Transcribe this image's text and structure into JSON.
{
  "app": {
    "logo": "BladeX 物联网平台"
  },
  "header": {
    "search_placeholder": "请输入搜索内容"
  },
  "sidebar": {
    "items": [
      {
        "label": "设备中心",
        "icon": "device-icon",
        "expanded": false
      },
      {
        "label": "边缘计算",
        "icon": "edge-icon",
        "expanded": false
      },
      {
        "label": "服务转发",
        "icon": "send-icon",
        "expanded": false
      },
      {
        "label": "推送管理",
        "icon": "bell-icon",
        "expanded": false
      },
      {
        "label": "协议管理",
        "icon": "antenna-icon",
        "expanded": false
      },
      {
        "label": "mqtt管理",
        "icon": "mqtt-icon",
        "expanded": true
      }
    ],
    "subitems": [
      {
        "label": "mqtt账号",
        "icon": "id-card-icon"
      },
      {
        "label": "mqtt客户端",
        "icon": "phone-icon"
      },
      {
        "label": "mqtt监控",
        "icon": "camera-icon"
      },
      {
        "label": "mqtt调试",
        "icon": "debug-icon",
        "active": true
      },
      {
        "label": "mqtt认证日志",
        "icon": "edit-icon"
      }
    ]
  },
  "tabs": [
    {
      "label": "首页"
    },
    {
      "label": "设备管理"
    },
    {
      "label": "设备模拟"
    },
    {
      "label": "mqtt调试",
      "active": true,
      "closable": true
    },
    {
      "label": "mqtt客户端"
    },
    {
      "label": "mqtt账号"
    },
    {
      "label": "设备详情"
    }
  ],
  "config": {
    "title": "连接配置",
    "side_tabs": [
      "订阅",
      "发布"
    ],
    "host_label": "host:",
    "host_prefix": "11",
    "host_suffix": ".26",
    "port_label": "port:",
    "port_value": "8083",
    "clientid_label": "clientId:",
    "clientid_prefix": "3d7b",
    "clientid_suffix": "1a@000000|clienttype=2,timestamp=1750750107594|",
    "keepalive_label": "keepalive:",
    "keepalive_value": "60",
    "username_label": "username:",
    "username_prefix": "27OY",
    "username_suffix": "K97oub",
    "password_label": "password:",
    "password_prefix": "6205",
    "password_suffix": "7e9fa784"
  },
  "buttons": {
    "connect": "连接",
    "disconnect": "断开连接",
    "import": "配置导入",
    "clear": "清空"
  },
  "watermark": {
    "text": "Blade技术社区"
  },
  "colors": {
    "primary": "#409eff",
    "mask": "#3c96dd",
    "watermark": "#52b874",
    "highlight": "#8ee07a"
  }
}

......

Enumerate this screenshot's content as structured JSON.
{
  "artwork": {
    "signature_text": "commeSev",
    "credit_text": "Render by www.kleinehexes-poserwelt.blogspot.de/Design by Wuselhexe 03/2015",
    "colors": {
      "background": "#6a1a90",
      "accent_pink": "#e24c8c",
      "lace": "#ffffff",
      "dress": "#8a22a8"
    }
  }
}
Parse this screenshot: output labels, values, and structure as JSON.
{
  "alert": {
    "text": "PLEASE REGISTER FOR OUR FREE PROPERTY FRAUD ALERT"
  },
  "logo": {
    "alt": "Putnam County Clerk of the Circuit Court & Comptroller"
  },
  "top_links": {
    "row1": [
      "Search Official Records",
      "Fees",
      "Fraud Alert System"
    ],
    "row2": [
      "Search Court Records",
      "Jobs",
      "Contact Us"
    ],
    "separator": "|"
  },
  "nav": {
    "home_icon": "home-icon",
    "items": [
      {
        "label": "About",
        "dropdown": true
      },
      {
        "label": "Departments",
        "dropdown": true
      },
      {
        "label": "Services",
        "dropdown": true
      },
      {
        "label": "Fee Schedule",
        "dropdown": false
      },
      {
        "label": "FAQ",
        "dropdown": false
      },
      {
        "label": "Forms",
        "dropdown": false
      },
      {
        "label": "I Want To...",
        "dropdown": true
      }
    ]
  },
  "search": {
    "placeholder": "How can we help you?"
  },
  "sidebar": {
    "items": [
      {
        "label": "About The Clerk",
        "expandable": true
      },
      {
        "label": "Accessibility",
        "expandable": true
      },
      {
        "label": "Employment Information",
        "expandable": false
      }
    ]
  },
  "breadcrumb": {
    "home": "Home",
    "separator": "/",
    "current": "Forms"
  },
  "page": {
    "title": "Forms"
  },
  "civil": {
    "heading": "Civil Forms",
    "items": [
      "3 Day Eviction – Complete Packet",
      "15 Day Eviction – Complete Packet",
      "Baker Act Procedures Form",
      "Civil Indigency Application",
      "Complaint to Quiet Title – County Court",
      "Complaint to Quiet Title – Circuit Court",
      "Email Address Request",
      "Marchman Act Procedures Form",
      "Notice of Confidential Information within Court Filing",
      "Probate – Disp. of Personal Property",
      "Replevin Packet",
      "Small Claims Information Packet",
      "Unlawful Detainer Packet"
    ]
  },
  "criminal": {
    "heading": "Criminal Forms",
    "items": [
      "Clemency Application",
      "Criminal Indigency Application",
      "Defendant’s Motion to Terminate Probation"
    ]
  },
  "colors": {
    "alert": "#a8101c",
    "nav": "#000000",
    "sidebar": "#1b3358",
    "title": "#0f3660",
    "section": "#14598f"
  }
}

......

Copy out every line from the data above that has "Indigency" in it.

      "Civil Indigency Application",
      "Criminal Indigency Application",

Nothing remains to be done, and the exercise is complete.